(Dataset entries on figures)
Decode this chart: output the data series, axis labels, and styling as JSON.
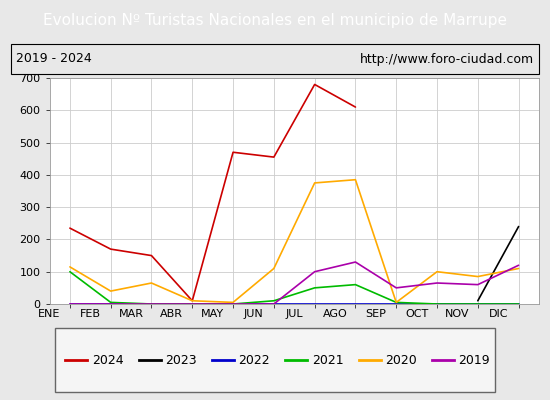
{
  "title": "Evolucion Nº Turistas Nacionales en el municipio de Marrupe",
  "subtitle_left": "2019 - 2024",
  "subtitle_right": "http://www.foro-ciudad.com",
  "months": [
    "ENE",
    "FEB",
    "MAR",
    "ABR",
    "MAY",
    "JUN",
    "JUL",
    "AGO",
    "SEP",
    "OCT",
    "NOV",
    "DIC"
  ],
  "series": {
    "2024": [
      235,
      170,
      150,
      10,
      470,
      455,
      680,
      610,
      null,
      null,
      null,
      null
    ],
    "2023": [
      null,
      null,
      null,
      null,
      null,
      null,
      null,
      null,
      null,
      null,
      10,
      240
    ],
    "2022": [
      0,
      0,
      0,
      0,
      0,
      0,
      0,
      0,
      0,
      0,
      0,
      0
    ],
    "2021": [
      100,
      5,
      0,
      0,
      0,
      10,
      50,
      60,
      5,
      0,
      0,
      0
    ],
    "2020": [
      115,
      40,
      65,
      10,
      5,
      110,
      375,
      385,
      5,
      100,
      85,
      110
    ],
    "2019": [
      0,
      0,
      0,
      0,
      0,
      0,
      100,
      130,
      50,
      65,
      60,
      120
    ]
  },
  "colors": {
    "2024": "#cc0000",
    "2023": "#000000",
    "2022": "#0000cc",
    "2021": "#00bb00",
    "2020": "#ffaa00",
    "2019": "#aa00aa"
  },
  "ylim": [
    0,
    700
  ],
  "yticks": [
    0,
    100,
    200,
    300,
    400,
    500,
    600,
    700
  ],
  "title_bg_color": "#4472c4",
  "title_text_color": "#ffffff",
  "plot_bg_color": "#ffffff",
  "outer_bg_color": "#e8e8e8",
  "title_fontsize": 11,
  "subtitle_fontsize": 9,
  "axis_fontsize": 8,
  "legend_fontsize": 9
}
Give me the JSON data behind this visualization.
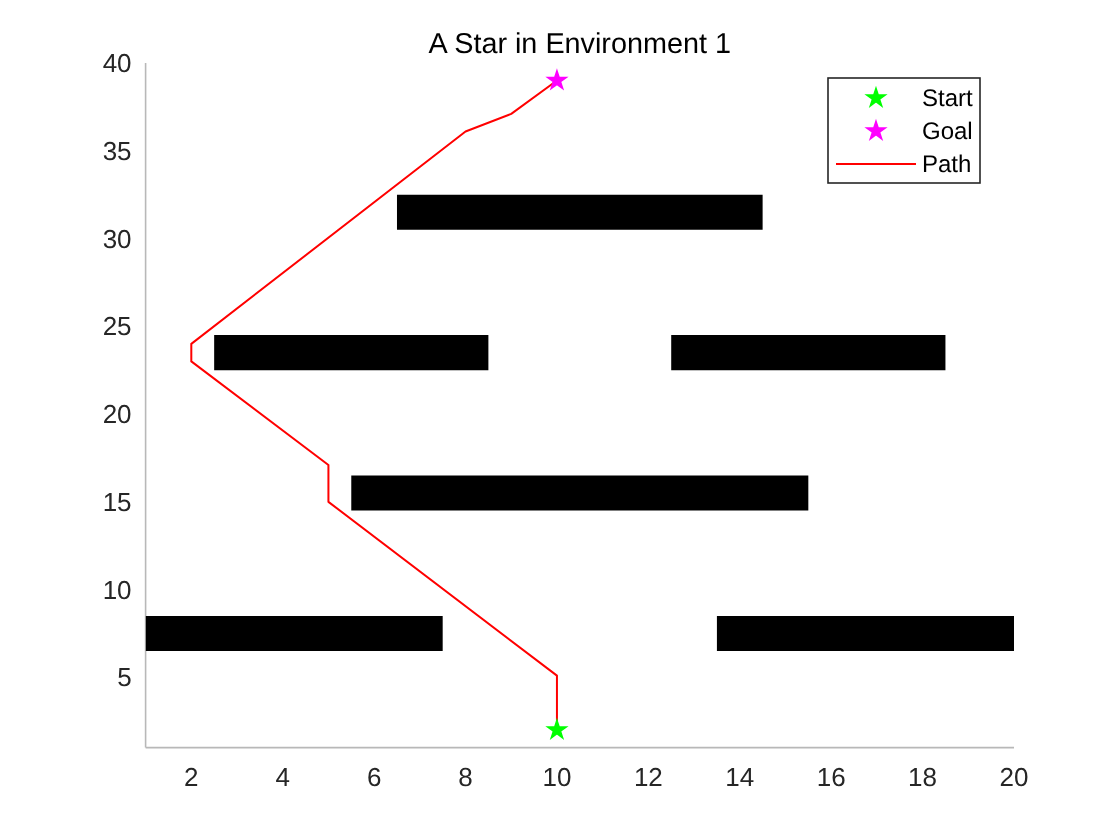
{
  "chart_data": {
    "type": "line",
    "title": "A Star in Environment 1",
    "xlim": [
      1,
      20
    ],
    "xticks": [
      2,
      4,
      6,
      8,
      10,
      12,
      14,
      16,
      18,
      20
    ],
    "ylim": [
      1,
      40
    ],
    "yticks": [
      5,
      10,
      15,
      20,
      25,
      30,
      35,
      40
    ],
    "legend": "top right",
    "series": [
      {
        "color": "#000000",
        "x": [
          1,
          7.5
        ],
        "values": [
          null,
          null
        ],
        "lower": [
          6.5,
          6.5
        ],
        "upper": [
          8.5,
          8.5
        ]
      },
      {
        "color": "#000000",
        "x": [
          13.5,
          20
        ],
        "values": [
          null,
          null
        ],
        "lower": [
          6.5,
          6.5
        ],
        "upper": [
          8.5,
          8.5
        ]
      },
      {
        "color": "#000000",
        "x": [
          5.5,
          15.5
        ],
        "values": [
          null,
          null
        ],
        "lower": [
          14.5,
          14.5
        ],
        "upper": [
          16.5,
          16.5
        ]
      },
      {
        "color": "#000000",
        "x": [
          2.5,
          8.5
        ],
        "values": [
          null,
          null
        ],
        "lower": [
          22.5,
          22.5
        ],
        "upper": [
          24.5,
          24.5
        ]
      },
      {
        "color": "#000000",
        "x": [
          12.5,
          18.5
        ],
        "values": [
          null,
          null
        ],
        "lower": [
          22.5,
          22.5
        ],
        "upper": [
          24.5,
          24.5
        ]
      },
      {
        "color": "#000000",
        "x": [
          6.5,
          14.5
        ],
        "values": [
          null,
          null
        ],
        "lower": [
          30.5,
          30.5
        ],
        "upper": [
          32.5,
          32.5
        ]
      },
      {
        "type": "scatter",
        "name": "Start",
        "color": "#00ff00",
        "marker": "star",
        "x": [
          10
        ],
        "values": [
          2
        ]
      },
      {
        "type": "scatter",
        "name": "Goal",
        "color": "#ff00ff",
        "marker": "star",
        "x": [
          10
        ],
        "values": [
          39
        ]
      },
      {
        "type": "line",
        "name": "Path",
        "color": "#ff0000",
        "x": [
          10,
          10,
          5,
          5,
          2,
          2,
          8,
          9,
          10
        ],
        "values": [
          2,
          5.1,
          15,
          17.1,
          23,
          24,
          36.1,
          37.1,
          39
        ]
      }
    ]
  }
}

— EXERCISE DESCRIPTION —
Find the word "ffffff" in the entries above and gather every line that holds it.

— EXERCISE OUTPUT —
  "title_text_color": "#ffffff",
  "plot_bg_color": "#ffffff",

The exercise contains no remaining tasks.